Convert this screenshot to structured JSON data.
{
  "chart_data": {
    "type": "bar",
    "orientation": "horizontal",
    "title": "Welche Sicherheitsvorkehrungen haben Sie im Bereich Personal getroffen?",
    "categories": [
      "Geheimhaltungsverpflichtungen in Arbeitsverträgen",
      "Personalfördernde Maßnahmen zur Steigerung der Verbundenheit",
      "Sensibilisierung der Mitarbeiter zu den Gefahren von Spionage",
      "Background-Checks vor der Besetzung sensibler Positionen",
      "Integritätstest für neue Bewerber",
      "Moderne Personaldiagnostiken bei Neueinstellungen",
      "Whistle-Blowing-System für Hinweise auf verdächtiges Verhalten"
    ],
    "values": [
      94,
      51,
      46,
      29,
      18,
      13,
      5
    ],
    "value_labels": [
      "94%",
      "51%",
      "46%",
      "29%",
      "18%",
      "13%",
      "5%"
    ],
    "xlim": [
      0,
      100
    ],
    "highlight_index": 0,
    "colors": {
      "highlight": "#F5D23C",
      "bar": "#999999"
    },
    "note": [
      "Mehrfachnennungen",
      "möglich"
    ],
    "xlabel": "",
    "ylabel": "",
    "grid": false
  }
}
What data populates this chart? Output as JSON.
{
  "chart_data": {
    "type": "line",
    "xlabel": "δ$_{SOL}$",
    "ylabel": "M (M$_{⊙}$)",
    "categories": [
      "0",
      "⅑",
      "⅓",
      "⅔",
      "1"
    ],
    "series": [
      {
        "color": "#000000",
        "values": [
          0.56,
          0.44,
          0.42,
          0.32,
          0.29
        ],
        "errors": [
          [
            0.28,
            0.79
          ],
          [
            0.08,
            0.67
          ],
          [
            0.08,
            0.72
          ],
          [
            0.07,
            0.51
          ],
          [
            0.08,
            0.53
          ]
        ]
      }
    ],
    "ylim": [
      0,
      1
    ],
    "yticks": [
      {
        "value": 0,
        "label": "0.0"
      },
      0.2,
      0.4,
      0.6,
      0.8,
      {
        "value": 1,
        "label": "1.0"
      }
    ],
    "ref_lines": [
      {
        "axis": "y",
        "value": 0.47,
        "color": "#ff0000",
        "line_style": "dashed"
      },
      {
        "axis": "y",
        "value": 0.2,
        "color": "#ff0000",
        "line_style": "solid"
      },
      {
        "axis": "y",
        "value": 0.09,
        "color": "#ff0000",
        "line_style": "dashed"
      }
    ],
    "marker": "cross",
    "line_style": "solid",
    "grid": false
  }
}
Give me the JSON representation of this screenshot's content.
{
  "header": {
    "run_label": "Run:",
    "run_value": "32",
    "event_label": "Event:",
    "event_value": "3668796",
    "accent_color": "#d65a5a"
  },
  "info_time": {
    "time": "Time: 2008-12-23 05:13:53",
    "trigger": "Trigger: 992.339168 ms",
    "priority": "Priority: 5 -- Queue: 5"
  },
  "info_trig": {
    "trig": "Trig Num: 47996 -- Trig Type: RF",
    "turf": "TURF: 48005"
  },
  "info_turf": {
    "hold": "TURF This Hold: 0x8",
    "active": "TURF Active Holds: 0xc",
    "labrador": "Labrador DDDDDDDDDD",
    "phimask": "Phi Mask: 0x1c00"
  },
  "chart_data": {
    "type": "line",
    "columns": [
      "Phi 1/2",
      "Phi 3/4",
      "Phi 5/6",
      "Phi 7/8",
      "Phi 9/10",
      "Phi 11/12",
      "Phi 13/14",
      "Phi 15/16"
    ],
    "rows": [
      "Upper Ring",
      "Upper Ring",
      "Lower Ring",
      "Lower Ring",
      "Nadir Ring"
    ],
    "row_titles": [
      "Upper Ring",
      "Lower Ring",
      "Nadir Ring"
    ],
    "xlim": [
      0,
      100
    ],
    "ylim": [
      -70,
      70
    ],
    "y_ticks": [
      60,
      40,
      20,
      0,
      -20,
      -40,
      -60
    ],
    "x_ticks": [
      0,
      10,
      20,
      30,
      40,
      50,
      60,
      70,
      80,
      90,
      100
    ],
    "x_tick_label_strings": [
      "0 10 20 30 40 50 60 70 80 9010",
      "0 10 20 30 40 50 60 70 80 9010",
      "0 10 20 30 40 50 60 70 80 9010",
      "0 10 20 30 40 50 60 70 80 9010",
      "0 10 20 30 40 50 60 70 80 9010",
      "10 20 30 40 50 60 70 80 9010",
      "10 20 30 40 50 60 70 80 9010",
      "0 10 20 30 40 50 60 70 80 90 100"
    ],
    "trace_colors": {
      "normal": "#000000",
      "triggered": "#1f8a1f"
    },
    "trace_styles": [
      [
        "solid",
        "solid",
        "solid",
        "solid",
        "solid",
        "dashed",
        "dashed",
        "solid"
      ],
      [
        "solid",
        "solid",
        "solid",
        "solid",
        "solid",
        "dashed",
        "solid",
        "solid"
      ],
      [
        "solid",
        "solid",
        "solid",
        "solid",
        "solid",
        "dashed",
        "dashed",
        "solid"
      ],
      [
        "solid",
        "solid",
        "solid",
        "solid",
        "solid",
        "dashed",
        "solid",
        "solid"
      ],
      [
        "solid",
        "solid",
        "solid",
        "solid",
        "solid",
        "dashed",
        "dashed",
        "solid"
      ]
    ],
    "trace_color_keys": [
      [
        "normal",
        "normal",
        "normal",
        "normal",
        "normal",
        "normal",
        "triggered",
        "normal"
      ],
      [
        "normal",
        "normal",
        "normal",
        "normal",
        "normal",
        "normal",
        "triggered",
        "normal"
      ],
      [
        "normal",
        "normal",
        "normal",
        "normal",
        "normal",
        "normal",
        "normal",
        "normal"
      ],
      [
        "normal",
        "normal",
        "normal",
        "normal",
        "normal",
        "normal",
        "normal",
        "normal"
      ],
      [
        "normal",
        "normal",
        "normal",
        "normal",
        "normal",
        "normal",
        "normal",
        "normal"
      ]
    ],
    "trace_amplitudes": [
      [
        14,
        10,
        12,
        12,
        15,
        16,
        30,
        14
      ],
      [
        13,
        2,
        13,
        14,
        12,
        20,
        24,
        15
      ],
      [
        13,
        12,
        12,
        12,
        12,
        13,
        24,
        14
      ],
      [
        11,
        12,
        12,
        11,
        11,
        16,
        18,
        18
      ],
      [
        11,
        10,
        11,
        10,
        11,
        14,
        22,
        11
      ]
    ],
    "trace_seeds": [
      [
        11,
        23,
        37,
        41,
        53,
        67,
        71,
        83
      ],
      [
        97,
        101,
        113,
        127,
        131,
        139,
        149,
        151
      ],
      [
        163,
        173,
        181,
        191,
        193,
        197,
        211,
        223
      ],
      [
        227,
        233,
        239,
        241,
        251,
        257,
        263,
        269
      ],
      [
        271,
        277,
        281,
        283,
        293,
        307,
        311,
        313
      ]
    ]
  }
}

## [Short task]
Repeat the records above in full, character for character.

## [Response to this exercise]
Convert this screenshot to structured JSON data.
{
  "chart_data": {
    "type": "bar",
    "orientation": "horizontal",
    "title": "Welche Sicherheitsvorkehrungen haben Sie im Bereich Personal getroffen?",
    "categories": [
      "Geheimhaltungsverpflichtungen in Arbeitsverträgen",
      "Personalfördernde Maßnahmen zur Steigerung der Verbundenheit",
      "Sensibilisierung der Mitarbeiter zu den Gefahren von Spionage",
      "Background-Checks vor der Besetzung sensibler Positionen",
      "Integritätstest für neue Bewerber",
      "Moderne Personaldiagnostiken bei Neueinstellungen",
      "Whistle-Blowing-System für Hinweise auf verdächtiges Verhalten"
    ],
    "values": [
      94,
      51,
      46,
      29,
      18,
      13,
      5
    ],
    "value_labels": [
      "94%",
      "51%",
      "46%",
      "29%",
      "18%",
      "13%",
      "5%"
    ],
    "xlim": [
      0,
      100
    ],
    "highlight_index": 0,
    "colors": {
      "highlight": "#F5D23C",
      "bar": "#999999"
    },
    "note": [
      "Mehrfachnennungen",
      "möglich"
    ],
    "xlabel": "",
    "ylabel": "",
    "grid": false
  }
}
What data populates this chart? Output as JSON.
{
  "chart_data": {
    "type": "line",
    "xlabel": "δ$_{SOL}$",
    "ylabel": "M (M$_{⊙}$)",
    "categories": [
      "0",
      "⅑",
      "⅓",
      "⅔",
      "1"
    ],
    "series": [
      {
        "color": "#000000",
        "values": [
          0.56,
          0.44,
          0.42,
          0.32,
          0.29
        ],
        "errors": [
          [
            0.28,
            0.79
          ],
          [
            0.08,
            0.67
          ],
          [
            0.08,
            0.72
          ],
          [
            0.07,
            0.51
          ],
          [
            0.08,
            0.53
          ]
        ]
      }
    ],
    "ylim": [
      0,
      1
    ],
    "yticks": [
      {
        "value": 0,
        "label": "0.0"
      },
      0.2,
      0.4,
      0.6,
      0.8,
      {
        "value": 1,
        "label": "1.0"
      }
    ],
    "ref_lines": [
      {
        "axis": "y",
        "value": 0.47,
        "color": "#ff0000",
        "line_style": "dashed"
      },
      {
        "axis": "y",
        "value": 0.2,
        "color": "#ff0000",
        "line_style": "solid"
      },
      {
        "axis": "y",
        "value": 0.09,
        "color": "#ff0000",
        "line_style": "dashed"
      }
    ],
    "marker": "cross",
    "line_style": "solid",
    "grid": false
  }
}
Give me the JSON representation of this screenshot's content.
{
  "header": {
    "run_label": "Run:",
    "run_value": "32",
    "event_label": "Event:",
    "event_value": "3668796",
    "accent_color": "#d65a5a"
  },
  "info_time": {
    "time": "Time: 2008-12-23 05:13:53",
    "trigger": "Trigger: 992.339168 ms",
    "priority": "Priority: 5 -- Queue: 5"
  },
  "info_trig": {
    "trig": "Trig Num: 47996 -- Trig Type: RF",
    "turf": "TURF: 48005"
  },
  "info_turf": {
    "hold": "TURF This Hold: 0x8",
    "active": "TURF Active Holds: 0xc",
    "labrador": "Labrador DDDDDDDDDD",
    "phimask": "Phi Mask: 0x1c00"
  },
  "chart_data": {
    "type": "line",
    "columns": [
      "Phi 1/2",
      "Phi 3/4",
      "Phi 5/6",
      "Phi 7/8",
      "Phi 9/10",
      "Phi 11/12",
      "Phi 13/14",
      "Phi 15/16"
    ],
    "rows": [
      "Upper Ring",
      "Upper Ring",
      "Lower Ring",
      "Lower Ring",
      "Nadir Ring"
    ],
    "row_titles": [
      "Upper Ring",
      "Lower Ring",
      "Nadir Ring"
    ],
    "xlim": [
      0,
      100
    ],
    "ylim": [
      -70,
      70
    ],
    "y_ticks": [
      60,
      40,
      20,
      0,
      -20,
      -40,
      -60
    ],
    "x_ticks": [
      0,
      10,
      20,
      30,
      40,
      50,
      60,
      70,
      80,
      90,
      100
    ],
    "x_tick_label_strings": [
      "0 10 20 30 40 50 60 70 80 9010",
      "0 10 20 30 40 50 60 70 80 9010",
      "0 10 20 30 40 50 60 70 80 9010",
      "0 10 20 30 40 50 60 70 80 9010",
      "0 10 20 30 40 50 60 70 80 9010",
      "10 20 30 40 50 60 70 80 9010",
      "10 20 30 40 50 60 70 80 9010",
      "0 10 20 30 40 50 60 70 80 90 100"
    ],
    "trace_colors": {
      "normal": "#000000",
      "triggered": "#1f8a1f"
    },
    "trace_styles": [
      [
        "solid",
        "solid",
        "solid",
        "solid",
        "solid",
        "dashed",
        "dashed",
        "solid"
      ],
      [
        "solid",
        "solid",
        "solid",
        "solid",
        "solid",
        "dashed",
        "solid",
        "solid"
      ],
      [
        "solid",
        "solid",
        "solid",
        "solid",
        "solid",
        "dashed",
        "dashed",
        "solid"
      ],
      [
        "solid",
        "solid",
        "solid",
        "solid",
        "solid",
        "dashed",
        "solid",
        "solid"
      ],
      [
        "solid",
        "solid",
        "solid",
        "solid",
        "solid",
        "dashed",
        "dashed",
        "solid"
      ]
    ],
    "trace_color_keys": [
      [
        "normal",
        "normal",
        "normal",
        "normal",
        "normal",
        "normal",
        "triggered",
        "normal"
      ],
      [
        "normal",
        "normal",
        "normal",
        "normal",
        "normal",
        "normal",
        "triggered",
        "normal"
      ],
      [
        "normal",
        "normal",
        "normal",
        "normal",
        "normal",
        "normal",
        "normal",
        "normal"
      ],
      [
        "normal",
        "normal",
        "normal",
        "normal",
        "normal",
        "normal",
        "normal",
        "normal"
      ],
      [
        "normal",
        "normal",
        "normal",
        "normal",
        "normal",
        "normal",
        "normal",
        "normal"
      ]
    ],
    "trace_amplitudes": [
      [
        14,
        10,
        12,
        12,
        15,
        16,
        30,
        14
      ],
      [
        13,
        2,
        13,
        14,
        12,
        20,
        24,
        15
      ],
      [
        13,
        12,
        12,
        12,
        12,
        13,
        24,
        14
      ],
      [
        11,
        12,
        12,
        11,
        11,
        16,
        18,
        18
      ],
      [
        11,
        10,
        11,
        10,
        11,
        14,
        22,
        11
      ]
    ],
    "trace_seeds": [
      [
        11,
        23,
        37,
        41,
        53,
        67,
        71,
        83
      ],
      [
        97,
        101,
        113,
        127,
        131,
        139,
        149,
        151
      ],
      [
        163,
        173,
        181,
        191,
        193,
        197,
        211,
        223
      ],
      [
        227,
        233,
        239,
        241,
        251,
        257,
        263,
        269
      ],
      [
        271,
        277,
        281,
        283,
        293,
        307,
        311,
        313
      ]
    ]
  }
}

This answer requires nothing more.